◆ REQUIRED TASK:
Return the records word for word. Any pictures in them are not part of the copy.

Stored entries
* START *

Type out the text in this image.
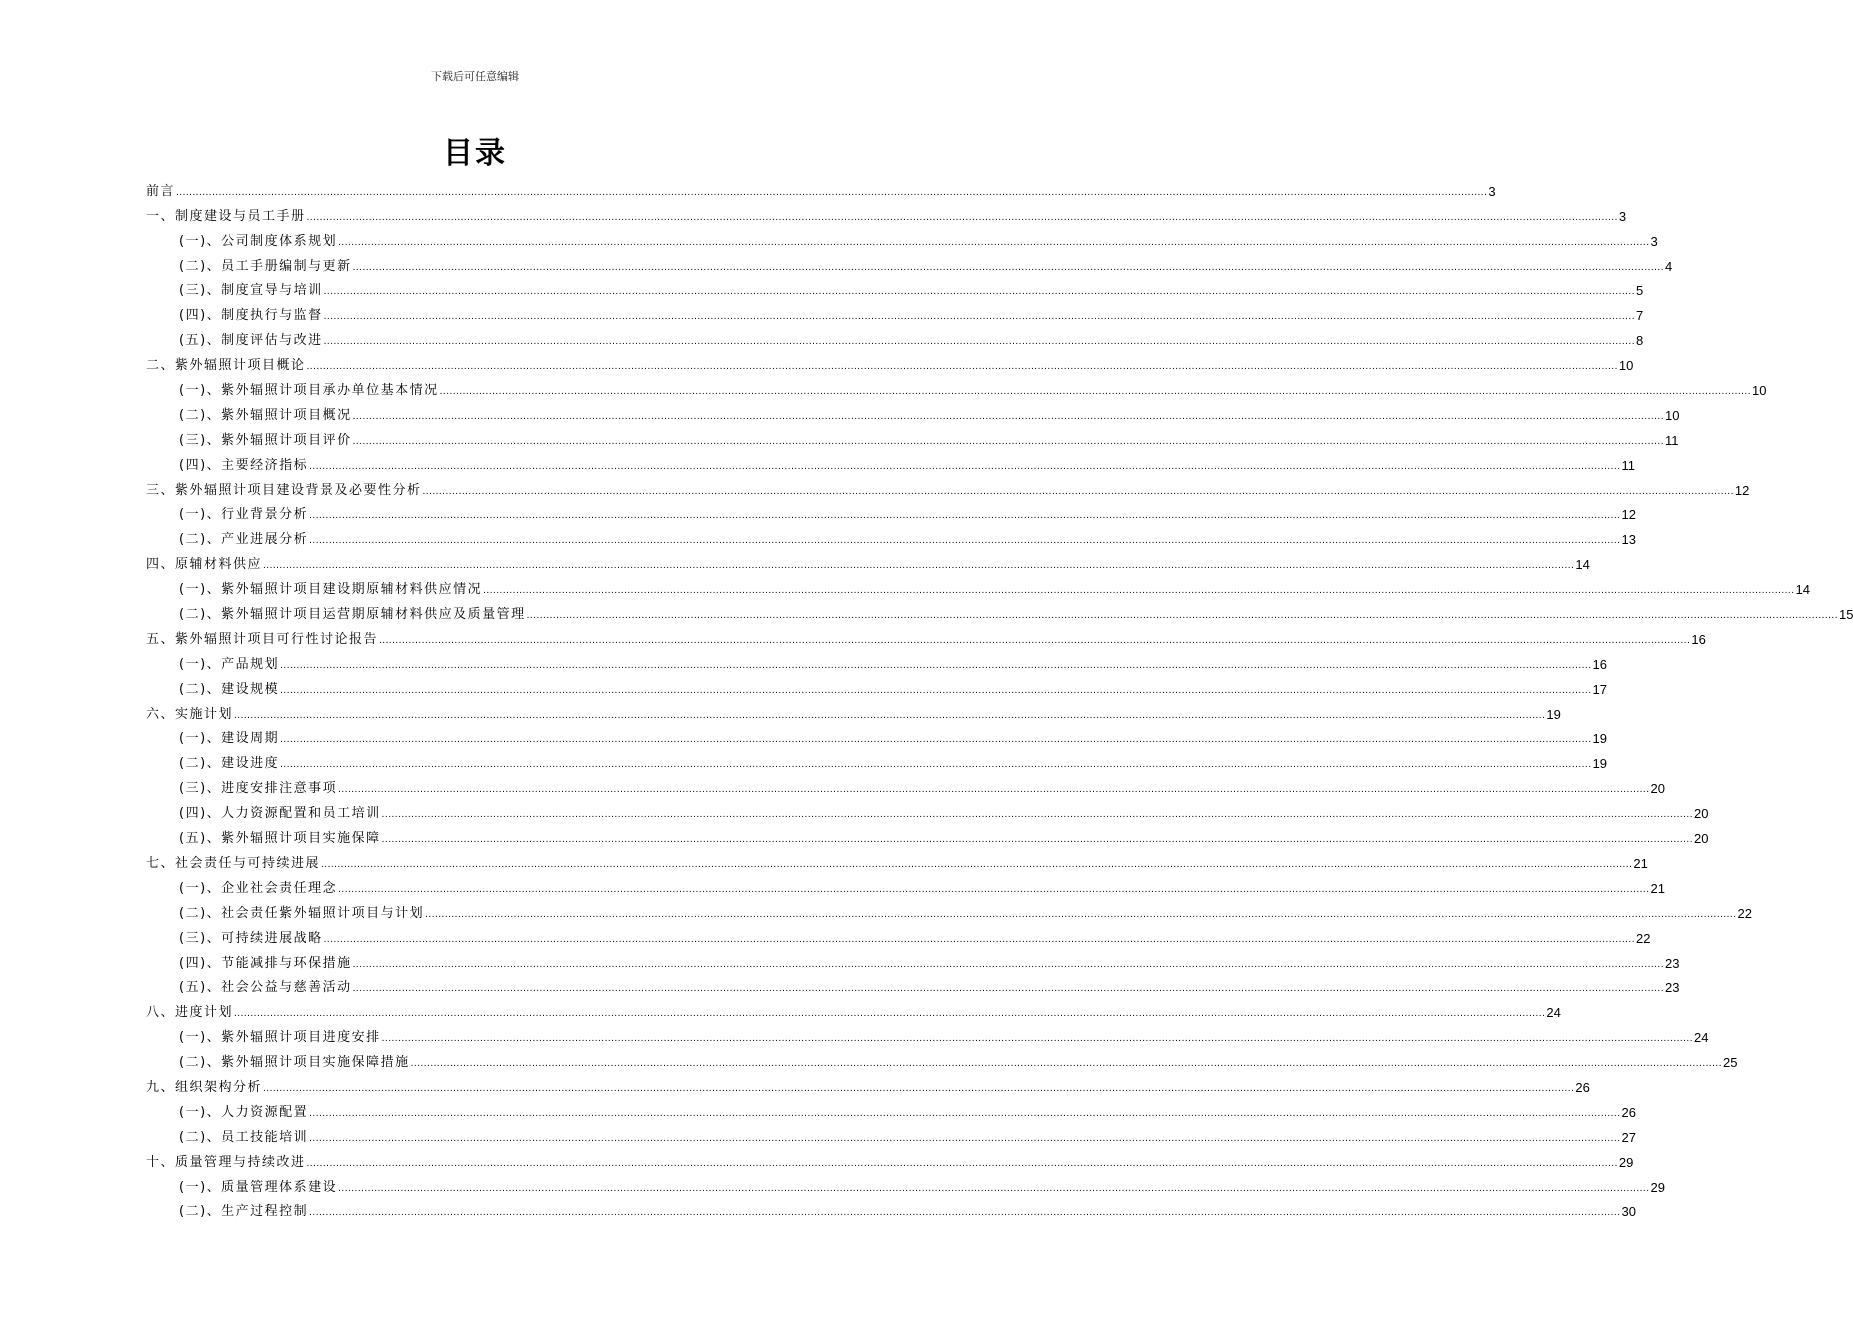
下载后可任意编辑
目录
前言 ................................................................................................................................................................................................................................................................................................................................................................................................................ 3
一、制度建设与员工手册 ................................................................................................................................................................................................................................................................................................................................................................................................................ 3
(一)、公司制度体系规划 ................................................................................................................................................................................................................................................................................................................................................................................................................ 3
(二)、员工手册编制与更新 ................................................................................................................................................................................................................................................................................................................................................................................................................ 4
(三)、制度宣导与培训 ................................................................................................................................................................................................................................................................................................................................................................................................................ 5
(四)、制度执行与监督 ................................................................................................................................................................................................................................................................................................................................................................................................................ 7
(五)、制度评估与改进 ................................................................................................................................................................................................................................................................................................................................................................................................................ 8
二、紫外辐照计项目概论 ................................................................................................................................................................................................................................................................................................................................................................................................................ 10
(一)、紫外辐照计项目承办单位基本情况 ................................................................................................................................................................................................................................................................................................................................................................................................................ 10
(二)、紫外辐照计项目概况 ................................................................................................................................................................................................................................................................................................................................................................................................................ 10
(三)、紫外辐照计项目评价 ................................................................................................................................................................................................................................................................................................................................................................................................................ 11
(四)、主要经济指标 ................................................................................................................................................................................................................................................................................................................................................................................................................ 11
三、紫外辐照计项目建设背景及必要性分析 ................................................................................................................................................................................................................................................................................................................................................................................................................ 12
(一)、行业背景分析 ................................................................................................................................................................................................................................................................................................................................................................................................................ 12
(二)、产业进展分析 ................................................................................................................................................................................................................................................................................................................................................................................................................ 13
四、原辅材料供应 ................................................................................................................................................................................................................................................................................................................................................................................................................ 14
(一)、紫外辐照计项目建设期原辅材料供应情况 ................................................................................................................................................................................................................................................................................................................................................................................................................ 14
(二)、紫外辐照计项目运营期原辅材料供应及质量管理 ................................................................................................................................................................................................................................................................................................................................................................................................................ 15
五、紫外辐照计项目可行性讨论报告 ................................................................................................................................................................................................................................................................................................................................................................................................................ 16
(一)、产品规划 ................................................................................................................................................................................................................................................................................................................................................................................................................ 16
(二)、建设规模 ................................................................................................................................................................................................................................................................................................................................................................................................................ 17
六、实施计划 ................................................................................................................................................................................................................................................................................................................................................................................................................ 19
(一)、建设周期 ................................................................................................................................................................................................................................................................................................................................................................................................................ 19
(二)、建设进度 ................................................................................................................................................................................................................................................................................................................................................................................................................ 19
(三)、进度安排注意事项 ................................................................................................................................................................................................................................................................................................................................................................................................................ 20
(四)、人力资源配置和员工培训 ................................................................................................................................................................................................................................................................................................................................................................................................................ 20
(五)、紫外辐照计项目实施保障 ................................................................................................................................................................................................................................................................................................................................................................................................................ 20
七、社会责任与可持续进展 ................................................................................................................................................................................................................................................................................................................................................................................................................ 21
(一)、企业社会责任理念 ................................................................................................................................................................................................................................................................................................................................................................................................................ 21
(二)、社会责任紫外辐照计项目与计划 ................................................................................................................................................................................................................................................................................................................................................................................................................ 22
(三)、可持续进展战略 ................................................................................................................................................................................................................................................................................................................................................................................................................ 22
(四)、节能减排与环保措施 ................................................................................................................................................................................................................................................................................................................................................................................................................ 23
(五)、社会公益与慈善活动 ................................................................................................................................................................................................................................................................................................................................................................................................................ 23
八、进度计划 ................................................................................................................................................................................................................................................................................................................................................................................................................ 24
(一)、紫外辐照计项目进度安排 ................................................................................................................................................................................................................................................................................................................................................................................................................ 24
(二)、紫外辐照计项目实施保障措施 ................................................................................................................................................................................................................................................................................................................................................................................................................ 25
九、组织架构分析 ................................................................................................................................................................................................................................................................................................................................................................................................................ 26
(一)、人力资源配置 ................................................................................................................................................................................................................................................................................................................................................................................................................ 26
(二)、员工技能培训 ................................................................................................................................................................................................................................................................................................................................................................................................................ 27
十、质量管理与持续改进 ................................................................................................................................................................................................................................................................................................................................................................................................................ 29
(一)、质量管理体系建设 ................................................................................................................................................................................................................................................................................................................................................................................................................ 29
(二)、生产过程控制 ................................................................................................................................................................................................................................................................................................................................................................................................................ 30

* END *

◆ FULL RESPONSE:
Type out the text in this image.
下载后可任意编辑
目录
前言 ................................................................................................................................................................................................................................................................................................................................................................................................................ 3
一、制度建设与员工手册 ................................................................................................................................................................................................................................................................................................................................................................................................................ 3
(一)、公司制度体系规划 ................................................................................................................................................................................................................................................................................................................................................................................................................ 3
(二)、员工手册编制与更新 ................................................................................................................................................................................................................................................................................................................................................................................................................ 4
(三)、制度宣导与培训 ................................................................................................................................................................................................................................................................................................................................................................................................................ 5
(四)、制度执行与监督 ................................................................................................................................................................................................................................................................................................................................................................................................................ 7
(五)、制度评估与改进 ................................................................................................................................................................................................................................................................................................................................................................................................................ 8
二、紫外辐照计项目概论 ................................................................................................................................................................................................................................................................................................................................................................................................................ 10
(一)、紫外辐照计项目承办单位基本情况 ................................................................................................................................................................................................................................................................................................................................................................................................................ 10
(二)、紫外辐照计项目概况 ................................................................................................................................................................................................................................................................................................................................................................................................................ 10
(三)、紫外辐照计项目评价 ................................................................................................................................................................................................................................................................................................................................................................................................................ 11
(四)、主要经济指标 ................................................................................................................................................................................................................................................................................................................................................................................................................ 11
三、紫外辐照计项目建设背景及必要性分析 ................................................................................................................................................................................................................................................................................................................................................................................................................ 12
(一)、行业背景分析 ................................................................................................................................................................................................................................................................................................................................................................................................................ 12
(二)、产业进展分析 ................................................................................................................................................................................................................................................................................................................................................................................................................ 13
四、原辅材料供应 ................................................................................................................................................................................................................................................................................................................................................................................................................ 14
(一)、紫外辐照计项目建设期原辅材料供应情况 ................................................................................................................................................................................................................................................................................................................................................................................................................ 14
(二)、紫外辐照计项目运营期原辅材料供应及质量管理 ................................................................................................................................................................................................................................................................................................................................................................................................................ 15
五、紫外辐照计项目可行性讨论报告 ................................................................................................................................................................................................................................................................................................................................................................................................................ 16
(一)、产品规划 ................................................................................................................................................................................................................................................................................................................................................................................................................ 16
(二)、建设规模 ................................................................................................................................................................................................................................................................................................................................................................................................................ 17
六、实施计划 ................................................................................................................................................................................................................................................................................................................................................................................................................ 19
(一)、建设周期 ................................................................................................................................................................................................................................................................................................................................................................................................................ 19
(二)、建设进度 ................................................................................................................................................................................................................................................................................................................................................................................................................ 19
(三)、进度安排注意事项 ................................................................................................................................................................................................................................................................................................................................................................................................................ 20
(四)、人力资源配置和员工培训 ................................................................................................................................................................................................................................................................................................................................................................................................................ 20
(五)、紫外辐照计项目实施保障 ................................................................................................................................................................................................................................................................................................................................................................................................................ 20
七、社会责任与可持续进展 ................................................................................................................................................................................................................................................................................................................................................................................................................ 21
(一)、企业社会责任理念 ................................................................................................................................................................................................................................................................................................................................................................................................................ 21
(二)、社会责任紫外辐照计项目与计划 ................................................................................................................................................................................................................................................................................................................................................................................................................ 22
(三)、可持续进展战略 ................................................................................................................................................................................................................................................................................................................................................................................................................ 22
(四)、节能减排与环保措施 ................................................................................................................................................................................................................................................................................................................................................................................................................ 23
(五)、社会公益与慈善活动 ................................................................................................................................................................................................................................................................................................................................................................................................................ 23
八、进度计划 ................................................................................................................................................................................................................................................................................................................................................................................................................ 24
(一)、紫外辐照计项目进度安排 ................................................................................................................................................................................................................................................................................................................................................................................................................ 24
(二)、紫外辐照计项目实施保障措施 ................................................................................................................................................................................................................................................................................................................................................................................................................ 25
九、组织架构分析 ................................................................................................................................................................................................................................................................................................................................................................................................................ 26
(一)、人力资源配置 ................................................................................................................................................................................................................................................................................................................................................................................................................ 26
(二)、员工技能培训 ................................................................................................................................................................................................................................................................................................................................................................................................................ 27
十、质量管理与持续改进 ................................................................................................................................................................................................................................................................................................................................................................................................................ 29
(一)、质量管理体系建设 ................................................................................................................................................................................................................................................................................................................................................................................................................ 29
(二)、生产过程控制 ................................................................................................................................................................................................................................................................................................................................................................................................................ 30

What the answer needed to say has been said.